Tâches à réaliser:
1. Pourriez-vous recopier mot pour mot le passage sur les Hurricanes, de « Si les hommes » à « a été arrosé. » ?
2. Comment traduire en anglais cette phrase du passage sur les Hurricanes : « L’élément qui a tant contribué à leurs succès a cette fois été utilisé contre eux. » ?
3. Pouvez-vous poursuivre le passage sur les Hurricanes après sa dernière phrase ?

Passage fourni:
>>

Si les hommes de Rod Brind’Amour n’avaient échappé qu’un seul match dans leur parcours vers la finale de la Coupe Stanley, c’était en grande partie grâce à ce style de jeu éreintant et ô combien difficile à contrer.

Mais mardi soir dans le match no 1 de la finale de la Coupe Stanley, l’arroseur a été arrosé.

Devant un adversaire plus mature, plus physique et peut-être plus organisé que les autres adversaires qui leur avaient fait face, les Hurricanes ont semblé gérer difficilement cette même pression.

L’élément qui a tant contribué à leurs succès a cette fois été utilisé contre eux.

« Ils sont bons pour mettre de la pression, nous n’avons pas fait un assez bon travail pour sortir la rondelle de notre territoire. Ça prend chacun des cinq joueurs et nous ne l’avons pas assez fait. Ça a créé plusieurs opportunités pour eux et ils sont trop bons pour ne pas marquer », a expliqué Nikolaj Ehlers après la rencontre.

Reconnus pour leur capacité à éteindre l’attaque de leurs adversaires, les Hurricanes ont plutôt semblé débordés par moments contre les Golden Knights.

<<

Données sources:
>>

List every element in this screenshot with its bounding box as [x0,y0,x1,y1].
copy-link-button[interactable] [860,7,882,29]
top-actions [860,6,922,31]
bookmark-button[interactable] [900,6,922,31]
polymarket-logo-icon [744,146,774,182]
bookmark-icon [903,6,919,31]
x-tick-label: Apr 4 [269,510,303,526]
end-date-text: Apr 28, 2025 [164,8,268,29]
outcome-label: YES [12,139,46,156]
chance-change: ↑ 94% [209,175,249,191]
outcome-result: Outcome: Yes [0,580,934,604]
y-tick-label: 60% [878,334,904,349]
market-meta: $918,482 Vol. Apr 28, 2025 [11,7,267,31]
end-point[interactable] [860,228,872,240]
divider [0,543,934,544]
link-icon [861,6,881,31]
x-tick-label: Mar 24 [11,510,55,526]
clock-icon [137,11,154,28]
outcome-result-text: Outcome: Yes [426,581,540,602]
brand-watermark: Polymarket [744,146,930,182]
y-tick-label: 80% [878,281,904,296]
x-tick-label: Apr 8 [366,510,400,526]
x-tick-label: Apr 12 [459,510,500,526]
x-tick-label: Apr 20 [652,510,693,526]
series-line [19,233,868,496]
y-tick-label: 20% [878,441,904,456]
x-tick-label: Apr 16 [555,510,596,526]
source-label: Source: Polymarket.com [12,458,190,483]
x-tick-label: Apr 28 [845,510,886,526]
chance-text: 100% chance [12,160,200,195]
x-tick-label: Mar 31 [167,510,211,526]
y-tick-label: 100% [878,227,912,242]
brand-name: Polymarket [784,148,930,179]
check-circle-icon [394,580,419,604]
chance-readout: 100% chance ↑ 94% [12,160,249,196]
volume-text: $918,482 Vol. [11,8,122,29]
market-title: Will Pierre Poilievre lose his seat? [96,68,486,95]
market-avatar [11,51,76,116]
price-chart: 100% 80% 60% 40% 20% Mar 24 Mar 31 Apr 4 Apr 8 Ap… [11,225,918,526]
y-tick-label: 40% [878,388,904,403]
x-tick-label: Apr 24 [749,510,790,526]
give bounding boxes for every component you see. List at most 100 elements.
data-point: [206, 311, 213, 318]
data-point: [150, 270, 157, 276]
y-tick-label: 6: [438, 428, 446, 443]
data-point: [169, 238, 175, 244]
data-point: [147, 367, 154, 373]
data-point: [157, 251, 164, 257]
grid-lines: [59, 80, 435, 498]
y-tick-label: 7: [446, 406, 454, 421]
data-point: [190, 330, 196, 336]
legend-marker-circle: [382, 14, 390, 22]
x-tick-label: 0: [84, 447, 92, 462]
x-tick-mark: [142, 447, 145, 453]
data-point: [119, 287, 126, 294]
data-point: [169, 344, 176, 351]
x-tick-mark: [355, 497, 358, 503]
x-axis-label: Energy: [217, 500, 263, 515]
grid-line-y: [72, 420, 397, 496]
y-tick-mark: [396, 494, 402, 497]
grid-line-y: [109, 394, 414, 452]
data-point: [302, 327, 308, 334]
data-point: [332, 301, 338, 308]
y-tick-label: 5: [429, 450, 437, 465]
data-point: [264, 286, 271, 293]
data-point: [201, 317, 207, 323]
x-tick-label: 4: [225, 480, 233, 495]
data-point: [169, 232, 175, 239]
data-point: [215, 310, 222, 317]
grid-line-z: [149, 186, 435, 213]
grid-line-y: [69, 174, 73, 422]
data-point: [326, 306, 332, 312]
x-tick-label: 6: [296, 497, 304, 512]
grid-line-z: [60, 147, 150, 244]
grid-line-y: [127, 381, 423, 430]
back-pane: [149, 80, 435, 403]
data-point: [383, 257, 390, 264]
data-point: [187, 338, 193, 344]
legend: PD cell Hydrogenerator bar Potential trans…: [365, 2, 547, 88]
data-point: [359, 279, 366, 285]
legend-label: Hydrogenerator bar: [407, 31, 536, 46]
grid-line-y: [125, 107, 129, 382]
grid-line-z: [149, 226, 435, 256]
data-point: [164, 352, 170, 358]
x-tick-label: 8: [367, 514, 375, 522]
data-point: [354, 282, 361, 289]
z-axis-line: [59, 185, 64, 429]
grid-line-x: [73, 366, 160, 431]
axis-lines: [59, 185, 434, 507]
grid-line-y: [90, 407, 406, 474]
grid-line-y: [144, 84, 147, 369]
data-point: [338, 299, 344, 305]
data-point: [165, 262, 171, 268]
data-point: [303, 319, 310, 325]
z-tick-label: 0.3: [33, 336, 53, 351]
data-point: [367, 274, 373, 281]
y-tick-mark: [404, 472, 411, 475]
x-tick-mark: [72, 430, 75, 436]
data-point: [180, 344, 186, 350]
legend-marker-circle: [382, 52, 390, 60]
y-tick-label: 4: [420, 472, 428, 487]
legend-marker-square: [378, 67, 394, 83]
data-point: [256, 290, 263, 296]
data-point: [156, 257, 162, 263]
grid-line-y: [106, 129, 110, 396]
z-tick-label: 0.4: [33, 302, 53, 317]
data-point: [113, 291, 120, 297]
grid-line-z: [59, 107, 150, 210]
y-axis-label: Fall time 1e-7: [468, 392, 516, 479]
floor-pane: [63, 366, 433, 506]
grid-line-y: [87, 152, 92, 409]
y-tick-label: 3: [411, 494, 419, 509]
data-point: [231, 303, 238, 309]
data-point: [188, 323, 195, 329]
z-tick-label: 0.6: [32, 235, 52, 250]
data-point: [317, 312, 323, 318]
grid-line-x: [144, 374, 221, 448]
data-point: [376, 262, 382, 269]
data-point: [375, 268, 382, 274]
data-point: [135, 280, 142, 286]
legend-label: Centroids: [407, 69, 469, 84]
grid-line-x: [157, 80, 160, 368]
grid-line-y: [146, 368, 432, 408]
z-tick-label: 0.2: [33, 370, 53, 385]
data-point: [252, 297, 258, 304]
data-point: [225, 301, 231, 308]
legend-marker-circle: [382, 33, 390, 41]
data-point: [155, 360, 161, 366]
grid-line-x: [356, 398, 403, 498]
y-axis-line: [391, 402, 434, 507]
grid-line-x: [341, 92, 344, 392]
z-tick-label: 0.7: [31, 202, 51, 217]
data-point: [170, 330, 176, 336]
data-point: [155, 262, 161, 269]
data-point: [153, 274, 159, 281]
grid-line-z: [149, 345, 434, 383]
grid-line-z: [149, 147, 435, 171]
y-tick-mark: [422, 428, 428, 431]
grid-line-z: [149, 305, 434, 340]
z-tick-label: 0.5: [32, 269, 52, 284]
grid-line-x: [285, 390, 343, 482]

<<

Réponses par tâche:
1.
Si les hommes de Rod Brind’Amour n’avaient échappé qu’un seul match dans leur parcours vers la finale de la Coupe Stanley, c’était en grande partie grâce à ce style de jeu éreintant et ô combien difficile à contrer.

Mais mardi soir dans le match no 1 de la finale de la Coupe Stanley, l’arroseur a été arrosé.

2. The element that contributed so much to their success was used against them this time.

3.
La domination physique des Golden Knights (35-26 au chapitre des mises en échec) et leur pression constante en fond de territoire a souvent forcé les Hurricanes à commettre des erreurs qui ont été coûteuses dans ce match initial.

« Quand ils ont une chance, ils marquent », a simplement résumé Ehlers.

« Nous n’avons pas très bien géré la pression, a martelé Brind’Amour. Parfois ce n’était pas la pression, nous avons pris de mauvaises décisions avec la rondelle et ils ont capitalisé. »

Lorsqu’analysés sèchement, au moins quatre des cinq buts marqués par les Golden Knights a été le résultat de la forte pression de Vegas en fond de territoire ou encore d’une sortie de zone ratée des Hurricanes.

« Ils sont bons en échec avant, ils vont compléter chaque mise en échec. C’est peut-être un peu différent que les adversaires qu’on a affrontés. Nous devons nous adapter. Nous devons sortir la rondelle de notre zone. Nous devons améliorer cet aspect », a dit le défenseur Shayne Gostisbehere.

Auteur du but égalisateur en milieu de troisième période, Gostisbehere a ensuite été au cœur de la séquence qui a mené au but gagnant de Tomas Hertl en fin de match.

Sa couverture défensive un brin déficiente a permis à Hertl de se libérer dans l’enclave pour inscrire le but qui a fait la différence.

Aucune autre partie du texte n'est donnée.